### DIRECTION 1
According to the benefit news clips, by what date must large health plans obtain an HPID?
### DIRECTION 2
Carry on the benefit news clips, starting right after their last sentence.

### SELECTED EXCERPT

Friday, March 14, 2014

Benefit News Clips, Week of March 14th

Health Care Reform News: 
  • Employer Reporting of Health Coverage Code Sections 6055 & 6056
    • March 7, 2014-BB&T Insurance Services
    • Excerpt: “The first final rule, on the section 6055 reporting requirements, requires health insurance issuers, self-insured health plan sponsors, government agencies that administer government-sponsored health insurance programs and any other entity that provides minimum essential coverage (MEC) to report information on that coverage to the IRS and covered individuals. This rule finalizes proposed regulations issued on Sept. 5, 2013 The second final rule, on the section 6056 reporting requirements, requires applicable large employers (ALEs) subject to the pay-or-play rules to report to the IRS and covered individuals information on the health coverage offered to full-time employees. This rule finalizes proposed regulations issued on Sept. 5, 2013. 
  • ACA Requires All Health Plans to Obtain Health Plan Identifier (“HPID”)
    • March 6, 2014-Faegre Baker Daniels
    • Excerpt: “Under the HPID final regulations (published on September 5, 2012), large health plans must obtain an HPID by November 5, 2014.  Small health plans with $5 million or less in annual receipts have an extra year (that is, until November 5, 2015) to register for an HPID…The preamble to the final regulations recognizes that, in practice, “very few self-insured group health plans conduct standard transactions themselves; rather, they typically contract with third-party administrators or insurance issuers to administer the plans.  Therefore, there will be significantly fewer health plans that use HPIDs in standard transactions than health plans that are required to obtain HPIDs…”

(Data listing)
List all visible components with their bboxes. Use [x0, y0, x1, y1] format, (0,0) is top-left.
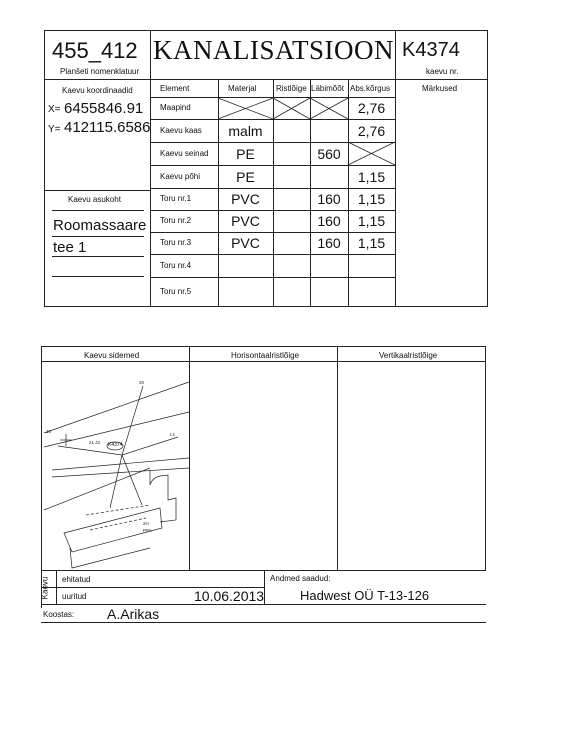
table-grid-line	[150, 254, 395, 255]
x-coordinate-label: X=	[48, 104, 61, 115]
sheet-number: 455_412	[52, 38, 138, 63]
table-row-element: Kaevu seinad	[160, 148, 209, 158]
compiled-underline	[41, 622, 486, 623]
header-element: Element	[160, 84, 190, 93]
table-cell-diameter: 160	[317, 191, 341, 207]
table-grid-line	[150, 142, 395, 143]
location-line-3-underline	[52, 276, 144, 277]
coordinates-label: Kaevu koordinaadid	[62, 86, 133, 95]
sketch-point-10: 10	[46, 429, 52, 434]
table-row-element: Toru nr.3	[160, 238, 192, 247]
table-row-element: Maapind	[160, 103, 191, 112]
table-row-element: Toru nr.4	[160, 260, 192, 270]
location-line-2: tee 1	[53, 239, 87, 256]
location-top-line	[44, 190, 151, 191]
location-line-2-underline	[52, 256, 144, 257]
footer-side-divider	[56, 570, 57, 605]
built-label: ehitatud	[62, 575, 91, 584]
header-cross-section: Ristlõige	[276, 84, 307, 93]
footer-side-label: Kaevu	[40, 576, 50, 600]
vertical-section-header: Vertikaalristlõige	[379, 351, 438, 360]
table-cell-height: 2,76	[357, 122, 386, 139]
surveyed-date: 10.06.2013	[194, 588, 265, 604]
table-row-element: Kaevu põhi	[160, 171, 201, 181]
table-cell-height: 1,15	[357, 235, 386, 251]
location-label: Kaevu asukoht	[68, 195, 121, 204]
left-panel-divider	[150, 30, 151, 307]
header-abs-height: Abs.kõrgus	[350, 84, 391, 93]
horizontal-section-header: Horisontaalristlõige	[231, 351, 300, 360]
footer-divider	[264, 570, 265, 605]
table-cell-height: 1,15	[357, 191, 386, 207]
table-cell-diameter: 160	[317, 213, 341, 229]
table-grid-line	[150, 232, 395, 233]
lower-divider-2	[337, 346, 338, 570]
sheet-number-label: Planšeti nomenklatuur	[60, 67, 140, 76]
table-cell-material: PVC	[231, 213, 260, 229]
table-grid-line	[273, 79, 274, 306]
header-material: Materjal	[228, 84, 257, 93]
table-grid-line	[150, 188, 395, 189]
location-line-1: Roomassaare	[53, 217, 147, 234]
table-cell-diameter: 560	[317, 145, 341, 162]
data-source-label: Andmed saadud:	[270, 574, 331, 583]
lower-box-left-border	[41, 346, 42, 608]
table-grid-line	[150, 97, 395, 98]
header-diameter: Läbimõõt	[311, 84, 344, 93]
table-grid-line	[150, 210, 395, 211]
location-line-1-underline	[52, 236, 144, 237]
compiled-value: A.Arikas	[107, 606, 160, 622]
sketch-point-ts: t.s	[170, 432, 175, 437]
table-cell-material: PE	[236, 168, 255, 185]
table-row-element: Toru nr.5	[160, 286, 192, 296]
document-title: KANALISATSIOON	[153, 35, 394, 65]
table-cell-material: PVC	[231, 235, 260, 251]
header-bottom-line	[44, 79, 488, 80]
y-coordinate-label: Y=	[48, 124, 61, 135]
lower-header-line	[41, 361, 486, 362]
table-row-element: Toru nr.1	[160, 194, 192, 203]
x-coordinate-value: 6455846.91	[64, 100, 144, 117]
top-box-right-border	[487, 30, 488, 307]
ties-header: Kaevu sidemed	[84, 351, 140, 360]
table-grid-line	[150, 165, 395, 166]
sketch-well-label: K4374	[108, 442, 123, 448]
table-cell-diameter: 160	[317, 235, 341, 251]
lower-box-right-border	[485, 346, 486, 570]
well-number: K4374	[402, 39, 460, 61]
surveyed-label: uuritud	[62, 592, 87, 601]
lower-divider-1	[189, 346, 190, 570]
lower-box-top-border	[41, 346, 486, 347]
table-cell-material: malm	[228, 122, 263, 139]
sketch-label-2h: 2H	[143, 521, 149, 526]
table-cell-height: 2,76	[357, 100, 386, 116]
table-grid-line	[150, 119, 395, 120]
compiled-label: Koostas:	[43, 610, 75, 619]
header-remarks: Märkused	[422, 84, 458, 93]
table-grid-line	[150, 277, 395, 278]
sketch-point-20: 20	[139, 380, 145, 385]
well-number-label: kaevu nr.	[426, 67, 459, 76]
y-coordinate-value: 412115.6586	[64, 119, 151, 136]
table-cell-material: PE	[236, 145, 255, 162]
remarks-divider	[395, 30, 396, 307]
sketch-label-ppa: PPA	[143, 528, 152, 533]
location-label-underline	[52, 210, 144, 211]
table-cell-height: 1,15	[357, 168, 386, 185]
top-box-bottom-border	[44, 306, 488, 307]
top-box-top-border	[44, 30, 488, 31]
table-cell-height: 1,15	[357, 213, 386, 229]
table-row-element: Toru nr.2	[160, 216, 192, 225]
sketch-dim-21-41: 21.41	[89, 440, 101, 445]
table-row-element: Kaevu kaas	[160, 125, 202, 135]
table-cell-material: PVC	[231, 191, 260, 207]
data-source-value: Hadwest OÜ T-13-126	[300, 588, 430, 603]
top-box-left-border	[44, 30, 45, 307]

### EXERCISE RESPONSE 1
November 5, 2014.

### EXERCISE RESPONSE 2
  • Health Care Reform Update: Government Releases 90-Day Waiting Restriction Final Rules and a Proposal
    • March 3, 2014-Jackson Lewis 
    • Excerpt: “A proposed rule that would limit the maximum duration of an otherwise permissible orientation period to one month also was published in the Federal Register on February 24, 2014. (79 Fed. Reg. 10320.) The proposed rule clarifies that one month would be the maximum allowed length of any “reasonable and bona fide” employment-based orientation period. The proposal states, “To ensure that an orientation period is not used as a subterfuge for the passage of time, or designed to avoid compliance with the 90-day waiting period limitation, an orientation period is permitted only if it does not exceed one month. For this purpose, one month is determined by adding one calendar month and subtracting one calendar day, measured from an employee’s start date in a position that is otherwise eligible for coverage.”
  • Big Changes Coming To Workplace Benefits
    • February 28,
    • Excerpt: “The days of two or three traditional health plans -- along with insurance products such as life, long- and short-term disability and supplemental insurance from one or two carriers -- are rapidly ceding to a benefits mall where employees have choices among five or six plans offering health and insurance benefits catering to individual coverage…About 170 million Americans are insured through employer-sponsored health care, and a recent survey by AonHewitt found that the majority of employers will remain in the employer-sponsored health care game for the next three to five years…The coverage is likely to be offered through a private health care exchange as employers look to the exchanges to assume the burdens of health benefits administration and deliver a robust set of analytics to advise employees.”

In Other News:
  • Can an Employee Decline FMLA Leave Even though the Absence is Covered by the Act?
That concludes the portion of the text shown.